-- start --

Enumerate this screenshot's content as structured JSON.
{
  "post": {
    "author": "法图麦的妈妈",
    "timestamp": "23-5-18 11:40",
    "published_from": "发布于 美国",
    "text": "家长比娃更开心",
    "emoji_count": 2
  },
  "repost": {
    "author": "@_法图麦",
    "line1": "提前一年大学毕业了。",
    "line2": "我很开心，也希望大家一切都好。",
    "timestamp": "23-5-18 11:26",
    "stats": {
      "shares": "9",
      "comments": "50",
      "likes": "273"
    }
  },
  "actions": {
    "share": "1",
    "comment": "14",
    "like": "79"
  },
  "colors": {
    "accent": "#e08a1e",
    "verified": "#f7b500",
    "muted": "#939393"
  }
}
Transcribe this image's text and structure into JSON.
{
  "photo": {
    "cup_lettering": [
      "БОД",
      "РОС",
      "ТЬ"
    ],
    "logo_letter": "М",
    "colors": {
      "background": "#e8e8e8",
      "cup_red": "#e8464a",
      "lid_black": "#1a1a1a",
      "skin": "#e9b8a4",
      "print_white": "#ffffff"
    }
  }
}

-- end --

- _Work to be completed_: Print all the data exactly.

- _Worked answer_:
Enumerate this screenshot's content as structured JSON.
{
  "post": {
    "author": "法图麦的妈妈",
    "timestamp": "23-5-18 11:40",
    "published_from": "发布于 美国",
    "text": "家长比娃更开心",
    "emoji_count": 2
  },
  "repost": {
    "author": "@_法图麦",
    "line1": "提前一年大学毕业了。",
    "line2": "我很开心，也希望大家一切都好。",
    "timestamp": "23-5-18 11:26",
    "stats": {
      "shares": "9",
      "comments": "50",
      "likes": "273"
    }
  },
  "actions": {
    "share": "1",
    "comment": "14",
    "like": "79"
  },
  "colors": {
    "accent": "#e08a1e",
    "verified": "#f7b500",
    "muted": "#939393"
  }
}
Transcribe this image's text and structure into JSON.
{
  "photo": {
    "cup_lettering": [
      "БОД",
      "РОС",
      "ТЬ"
    ],
    "logo_letter": "М",
    "colors": {
      "background": "#e8e8e8",
      "cup_red": "#e8464a",
      "lid_black": "#1a1a1a",
      "skin": "#e9b8a4",
      "print_white": "#ffffff"
    }
  }
}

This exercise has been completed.